- REQUIREMENTS
Copy out all the data, word for word.

- MATERIAL SUPPLIED
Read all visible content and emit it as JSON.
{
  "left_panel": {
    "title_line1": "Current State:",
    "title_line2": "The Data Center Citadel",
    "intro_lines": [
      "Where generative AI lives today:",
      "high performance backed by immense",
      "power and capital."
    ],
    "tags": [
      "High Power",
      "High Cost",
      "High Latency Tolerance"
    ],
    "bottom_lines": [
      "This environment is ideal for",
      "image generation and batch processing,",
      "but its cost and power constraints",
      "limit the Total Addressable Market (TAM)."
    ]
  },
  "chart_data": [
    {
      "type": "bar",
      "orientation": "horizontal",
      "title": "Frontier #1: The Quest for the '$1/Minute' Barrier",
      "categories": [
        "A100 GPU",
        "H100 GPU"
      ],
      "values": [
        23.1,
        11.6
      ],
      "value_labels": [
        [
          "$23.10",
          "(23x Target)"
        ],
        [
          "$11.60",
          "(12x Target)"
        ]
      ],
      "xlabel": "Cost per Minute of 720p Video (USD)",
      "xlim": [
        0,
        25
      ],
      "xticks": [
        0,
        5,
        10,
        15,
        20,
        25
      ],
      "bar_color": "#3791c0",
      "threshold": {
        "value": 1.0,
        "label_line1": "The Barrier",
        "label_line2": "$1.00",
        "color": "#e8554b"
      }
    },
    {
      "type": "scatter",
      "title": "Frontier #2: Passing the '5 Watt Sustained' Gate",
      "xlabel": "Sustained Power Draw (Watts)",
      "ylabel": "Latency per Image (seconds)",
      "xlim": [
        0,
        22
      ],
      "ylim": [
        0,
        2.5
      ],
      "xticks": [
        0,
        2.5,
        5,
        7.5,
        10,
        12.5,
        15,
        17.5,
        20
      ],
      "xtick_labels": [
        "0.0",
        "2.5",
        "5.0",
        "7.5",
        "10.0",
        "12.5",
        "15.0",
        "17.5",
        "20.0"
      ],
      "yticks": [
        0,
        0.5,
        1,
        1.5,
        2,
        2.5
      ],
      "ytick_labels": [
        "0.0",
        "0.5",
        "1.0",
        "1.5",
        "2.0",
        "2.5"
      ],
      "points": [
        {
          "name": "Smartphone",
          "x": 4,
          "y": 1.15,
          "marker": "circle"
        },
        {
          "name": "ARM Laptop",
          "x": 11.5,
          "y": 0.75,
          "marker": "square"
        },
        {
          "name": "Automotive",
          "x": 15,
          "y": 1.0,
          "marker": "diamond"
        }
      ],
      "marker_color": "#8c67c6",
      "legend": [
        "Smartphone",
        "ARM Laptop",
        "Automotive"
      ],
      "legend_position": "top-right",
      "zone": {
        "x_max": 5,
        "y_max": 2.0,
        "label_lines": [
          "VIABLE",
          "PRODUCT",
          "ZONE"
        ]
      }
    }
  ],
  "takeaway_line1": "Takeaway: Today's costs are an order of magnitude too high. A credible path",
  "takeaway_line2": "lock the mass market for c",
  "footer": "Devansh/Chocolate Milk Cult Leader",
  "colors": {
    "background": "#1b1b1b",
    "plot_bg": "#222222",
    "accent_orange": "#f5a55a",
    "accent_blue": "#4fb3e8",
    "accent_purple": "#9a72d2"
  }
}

- SOLUTION TO THIS EXERCISE
Read all visible content and emit it as JSON.
{
  "left_panel": {
    "title_line1": "Current State:",
    "title_line2": "The Data Center Citadel",
    "intro_lines": [
      "Where generative AI lives today:",
      "high performance backed by immense",
      "power and capital."
    ],
    "tags": [
      "High Power",
      "High Cost",
      "High Latency Tolerance"
    ],
    "bottom_lines": [
      "This environment is ideal for",
      "image generation and batch processing,",
      "but its cost and power constraints",
      "limit the Total Addressable Market (TAM)."
    ]
  },
  "chart_data": [
    {
      "type": "bar",
      "orientation": "horizontal",
      "title": "Frontier #1: The Quest for the '$1/Minute' Barrier",
      "categories": [
        "A100 GPU",
        "H100 GPU"
      ],
      "values": [
        23.1,
        11.6
      ],
      "value_labels": [
        [
          "$23.10",
          "(23x Target)"
        ],
        [
          "$11.60",
          "(12x Target)"
        ]
      ],
      "xlabel": "Cost per Minute of 720p Video (USD)",
      "xlim": [
        0,
        25
      ],
      "xticks": [
        0,
        5,
        10,
        15,
        20,
        25
      ],
      "bar_color": "#3791c0",
      "threshold": {
        "value": 1.0,
        "label_line1": "The Barrier",
        "label_line2": "$1.00",
        "color": "#e8554b"
      }
    },
    {
      "type": "scatter",
      "title": "Frontier #2: Passing the '5 Watt Sustained' Gate",
      "xlabel": "Sustained Power Draw (Watts)",
      "ylabel": "Latency per Image (seconds)",
      "xlim": [
        0,
        22
      ],
      "ylim": [
        0,
        2.5
      ],
      "xticks": [
        0,
        2.5,
        5,
        7.5,
        10,
        12.5,
        15,
        17.5,
        20
      ],
      "xtick_labels": [
        "0.0",
        "2.5",
        "5.0",
        "7.5",
        "10.0",
        "12.5",
        "15.0",
        "17.5",
        "20.0"
      ],
      "yticks": [
        0,
        0.5,
        1,
        1.5,
        2,
        2.5
      ],
      "ytick_labels": [
        "0.0",
        "0.5",
        "1.0",
        "1.5",
        "2.0",
        "2.5"
      ],
      "points": [
        {
          "name": "Smartphone",
          "x": 4,
          "y": 1.15,
          "marker": "circle"
        },
        {
          "name": "ARM Laptop",
          "x": 11.5,
          "y": 0.75,
          "marker": "square"
        },
        {
          "name": "Automotive",
          "x": 15,
          "y": 1.0,
          "marker": "diamond"
        }
      ],
      "marker_color": "#8c67c6",
      "legend": [
        "Smartphone",
        "ARM Laptop",
        "Automotive"
      ],
      "legend_position": "top-right",
      "zone": {
        "x_max": 5,
        "y_max": 2.0,
        "label_lines": [
          "VIABLE",
          "PRODUCT",
          "ZONE"
        ]
      }
    }
  ],
  "takeaway_line1": "Takeaway: Today's costs are an order of magnitude too high. A credible path",
  "takeaway_line2": "lock the mass market for c",
  "footer": "Devansh/Chocolate Milk Cult Leader",
  "colors": {
    "background": "#1b1b1b",
    "plot_bg": "#222222",
    "accent_orange": "#f5a55a",
    "accent_blue": "#4fb3e8",
    "accent_purple": "#9a72d2"
  }
}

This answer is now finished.